**WORK TO COMPLETE:**
For every line in the records that has the word "together", make a copy.

**THE DATA:**

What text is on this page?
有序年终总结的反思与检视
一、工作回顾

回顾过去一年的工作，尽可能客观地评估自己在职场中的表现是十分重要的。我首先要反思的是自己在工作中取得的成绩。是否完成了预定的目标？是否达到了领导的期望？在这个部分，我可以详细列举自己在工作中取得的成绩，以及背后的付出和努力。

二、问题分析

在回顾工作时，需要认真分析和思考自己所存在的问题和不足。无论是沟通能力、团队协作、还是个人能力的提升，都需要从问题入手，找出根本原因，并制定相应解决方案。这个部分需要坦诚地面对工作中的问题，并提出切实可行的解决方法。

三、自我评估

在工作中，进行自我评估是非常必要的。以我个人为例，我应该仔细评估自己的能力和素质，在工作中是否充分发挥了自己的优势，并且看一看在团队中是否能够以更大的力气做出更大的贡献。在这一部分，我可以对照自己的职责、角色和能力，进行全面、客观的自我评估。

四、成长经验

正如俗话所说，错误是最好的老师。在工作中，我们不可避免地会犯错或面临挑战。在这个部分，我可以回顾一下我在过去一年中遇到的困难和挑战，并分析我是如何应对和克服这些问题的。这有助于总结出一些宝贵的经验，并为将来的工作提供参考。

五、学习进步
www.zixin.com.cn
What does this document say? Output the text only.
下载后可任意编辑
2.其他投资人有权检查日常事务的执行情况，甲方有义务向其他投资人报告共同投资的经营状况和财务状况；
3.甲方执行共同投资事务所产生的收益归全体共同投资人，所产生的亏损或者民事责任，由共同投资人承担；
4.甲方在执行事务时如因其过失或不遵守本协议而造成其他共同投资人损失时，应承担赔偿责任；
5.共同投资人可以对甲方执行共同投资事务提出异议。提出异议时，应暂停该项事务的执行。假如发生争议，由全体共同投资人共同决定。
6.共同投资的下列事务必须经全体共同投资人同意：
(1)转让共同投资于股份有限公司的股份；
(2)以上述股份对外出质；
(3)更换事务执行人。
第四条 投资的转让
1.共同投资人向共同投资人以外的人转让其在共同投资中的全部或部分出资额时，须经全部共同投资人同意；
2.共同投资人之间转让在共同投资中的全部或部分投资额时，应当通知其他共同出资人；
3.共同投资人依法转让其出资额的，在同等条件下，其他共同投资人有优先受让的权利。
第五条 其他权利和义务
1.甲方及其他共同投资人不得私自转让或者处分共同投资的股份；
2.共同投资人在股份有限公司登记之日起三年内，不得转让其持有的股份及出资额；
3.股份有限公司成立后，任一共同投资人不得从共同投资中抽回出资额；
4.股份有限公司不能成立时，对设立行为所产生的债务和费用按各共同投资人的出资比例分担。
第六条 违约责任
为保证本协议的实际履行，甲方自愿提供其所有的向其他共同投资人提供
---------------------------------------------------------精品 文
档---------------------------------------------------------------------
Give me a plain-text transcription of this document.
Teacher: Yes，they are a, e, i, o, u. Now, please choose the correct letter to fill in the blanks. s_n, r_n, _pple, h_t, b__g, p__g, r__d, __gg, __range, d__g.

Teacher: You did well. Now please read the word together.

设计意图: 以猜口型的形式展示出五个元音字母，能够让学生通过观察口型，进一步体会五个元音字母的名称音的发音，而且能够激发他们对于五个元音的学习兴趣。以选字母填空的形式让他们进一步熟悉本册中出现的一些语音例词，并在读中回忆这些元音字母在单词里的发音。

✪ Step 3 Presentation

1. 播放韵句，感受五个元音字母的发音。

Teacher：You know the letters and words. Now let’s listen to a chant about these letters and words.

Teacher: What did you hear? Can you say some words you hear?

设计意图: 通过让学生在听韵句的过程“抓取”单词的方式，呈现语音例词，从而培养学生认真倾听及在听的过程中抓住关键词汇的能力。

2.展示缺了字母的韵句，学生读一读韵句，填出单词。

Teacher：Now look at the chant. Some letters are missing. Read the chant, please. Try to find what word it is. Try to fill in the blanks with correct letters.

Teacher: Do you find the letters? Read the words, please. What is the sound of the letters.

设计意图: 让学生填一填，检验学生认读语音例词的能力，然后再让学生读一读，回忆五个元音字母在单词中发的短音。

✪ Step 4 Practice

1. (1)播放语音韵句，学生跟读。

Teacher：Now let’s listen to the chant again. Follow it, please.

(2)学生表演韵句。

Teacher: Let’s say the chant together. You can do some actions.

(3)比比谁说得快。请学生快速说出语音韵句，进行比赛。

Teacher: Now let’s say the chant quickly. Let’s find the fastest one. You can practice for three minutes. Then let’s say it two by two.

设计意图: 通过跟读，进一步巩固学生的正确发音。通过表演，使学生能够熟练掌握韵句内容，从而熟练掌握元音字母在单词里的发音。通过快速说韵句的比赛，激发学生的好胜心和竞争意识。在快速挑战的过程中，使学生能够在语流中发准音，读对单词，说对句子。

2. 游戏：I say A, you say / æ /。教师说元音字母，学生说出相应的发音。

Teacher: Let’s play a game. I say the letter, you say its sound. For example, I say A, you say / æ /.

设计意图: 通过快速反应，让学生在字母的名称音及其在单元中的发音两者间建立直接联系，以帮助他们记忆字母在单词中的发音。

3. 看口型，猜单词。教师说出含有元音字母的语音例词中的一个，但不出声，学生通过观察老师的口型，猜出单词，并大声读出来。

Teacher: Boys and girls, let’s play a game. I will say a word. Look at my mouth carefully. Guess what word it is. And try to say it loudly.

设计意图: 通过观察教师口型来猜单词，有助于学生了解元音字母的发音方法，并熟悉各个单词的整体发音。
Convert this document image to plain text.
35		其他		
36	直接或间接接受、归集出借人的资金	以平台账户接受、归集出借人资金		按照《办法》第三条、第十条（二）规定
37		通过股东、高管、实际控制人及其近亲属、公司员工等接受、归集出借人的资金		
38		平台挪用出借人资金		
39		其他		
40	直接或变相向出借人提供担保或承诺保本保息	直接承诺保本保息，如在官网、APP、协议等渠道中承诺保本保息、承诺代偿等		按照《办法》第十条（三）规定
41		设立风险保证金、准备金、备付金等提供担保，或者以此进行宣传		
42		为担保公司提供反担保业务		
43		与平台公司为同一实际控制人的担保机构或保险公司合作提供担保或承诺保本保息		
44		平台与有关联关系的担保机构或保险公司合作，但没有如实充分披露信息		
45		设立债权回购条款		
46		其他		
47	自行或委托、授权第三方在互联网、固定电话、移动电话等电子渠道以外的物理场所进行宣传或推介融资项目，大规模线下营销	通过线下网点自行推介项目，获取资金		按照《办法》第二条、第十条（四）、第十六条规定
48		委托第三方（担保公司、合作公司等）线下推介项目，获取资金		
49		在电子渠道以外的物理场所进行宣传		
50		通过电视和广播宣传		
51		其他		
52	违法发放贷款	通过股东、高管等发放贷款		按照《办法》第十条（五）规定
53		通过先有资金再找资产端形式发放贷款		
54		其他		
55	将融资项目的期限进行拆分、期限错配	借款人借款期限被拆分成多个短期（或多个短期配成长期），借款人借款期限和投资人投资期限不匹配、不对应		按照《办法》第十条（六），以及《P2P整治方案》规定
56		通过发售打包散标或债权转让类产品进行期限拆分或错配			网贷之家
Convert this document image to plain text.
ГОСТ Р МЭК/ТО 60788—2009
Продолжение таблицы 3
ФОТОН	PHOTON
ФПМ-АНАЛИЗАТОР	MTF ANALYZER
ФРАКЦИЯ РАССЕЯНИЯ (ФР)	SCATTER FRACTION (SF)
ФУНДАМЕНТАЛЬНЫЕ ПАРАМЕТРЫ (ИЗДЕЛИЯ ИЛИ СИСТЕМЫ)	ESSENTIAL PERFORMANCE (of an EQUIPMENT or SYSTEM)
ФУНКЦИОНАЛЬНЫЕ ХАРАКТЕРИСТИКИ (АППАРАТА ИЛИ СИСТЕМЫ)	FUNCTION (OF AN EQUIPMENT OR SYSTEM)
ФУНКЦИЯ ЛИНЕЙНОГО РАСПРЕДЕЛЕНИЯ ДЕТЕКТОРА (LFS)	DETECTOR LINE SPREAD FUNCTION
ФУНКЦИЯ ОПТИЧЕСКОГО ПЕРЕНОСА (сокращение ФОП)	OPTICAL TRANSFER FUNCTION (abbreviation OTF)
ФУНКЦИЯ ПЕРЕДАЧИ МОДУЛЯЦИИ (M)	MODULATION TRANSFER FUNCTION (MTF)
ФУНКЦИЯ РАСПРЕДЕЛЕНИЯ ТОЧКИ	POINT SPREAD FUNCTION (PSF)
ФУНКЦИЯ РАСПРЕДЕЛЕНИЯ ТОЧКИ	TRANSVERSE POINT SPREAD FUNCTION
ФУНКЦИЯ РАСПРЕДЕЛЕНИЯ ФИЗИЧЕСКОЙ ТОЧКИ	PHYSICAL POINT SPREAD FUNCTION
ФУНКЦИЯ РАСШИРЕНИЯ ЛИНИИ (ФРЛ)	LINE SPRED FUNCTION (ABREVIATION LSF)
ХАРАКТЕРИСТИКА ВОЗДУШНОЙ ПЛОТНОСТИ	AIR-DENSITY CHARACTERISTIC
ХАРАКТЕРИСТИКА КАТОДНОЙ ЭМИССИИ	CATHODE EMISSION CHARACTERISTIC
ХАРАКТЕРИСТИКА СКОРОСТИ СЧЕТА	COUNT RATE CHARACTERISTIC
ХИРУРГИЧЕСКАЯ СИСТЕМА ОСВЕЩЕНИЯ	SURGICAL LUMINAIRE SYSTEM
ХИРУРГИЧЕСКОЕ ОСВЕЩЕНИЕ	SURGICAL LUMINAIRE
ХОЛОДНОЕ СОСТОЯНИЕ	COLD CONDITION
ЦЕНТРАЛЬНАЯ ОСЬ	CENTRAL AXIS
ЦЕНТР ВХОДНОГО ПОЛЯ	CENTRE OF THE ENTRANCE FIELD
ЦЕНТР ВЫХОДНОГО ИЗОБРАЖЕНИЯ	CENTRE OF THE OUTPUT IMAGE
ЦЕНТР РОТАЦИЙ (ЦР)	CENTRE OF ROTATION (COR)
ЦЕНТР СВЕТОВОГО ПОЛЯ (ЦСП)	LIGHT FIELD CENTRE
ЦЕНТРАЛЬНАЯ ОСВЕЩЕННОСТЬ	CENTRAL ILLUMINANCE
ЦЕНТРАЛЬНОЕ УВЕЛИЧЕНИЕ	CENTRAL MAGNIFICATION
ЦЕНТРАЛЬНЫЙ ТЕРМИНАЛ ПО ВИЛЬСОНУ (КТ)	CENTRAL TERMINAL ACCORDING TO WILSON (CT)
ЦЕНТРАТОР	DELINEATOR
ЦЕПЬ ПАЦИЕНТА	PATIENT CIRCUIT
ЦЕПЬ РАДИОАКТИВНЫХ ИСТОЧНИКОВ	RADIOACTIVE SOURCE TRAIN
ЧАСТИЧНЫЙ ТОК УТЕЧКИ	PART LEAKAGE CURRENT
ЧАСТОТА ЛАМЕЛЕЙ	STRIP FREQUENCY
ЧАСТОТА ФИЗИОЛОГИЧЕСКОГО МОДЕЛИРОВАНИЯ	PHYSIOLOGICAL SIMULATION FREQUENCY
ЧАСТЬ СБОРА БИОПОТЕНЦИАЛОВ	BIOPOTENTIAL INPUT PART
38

**ANSWER TO THIS EXERCISE:**
Teacher: You did well. Now please read the word together.
Teacher: Let’s say the chant together. You can do some actions.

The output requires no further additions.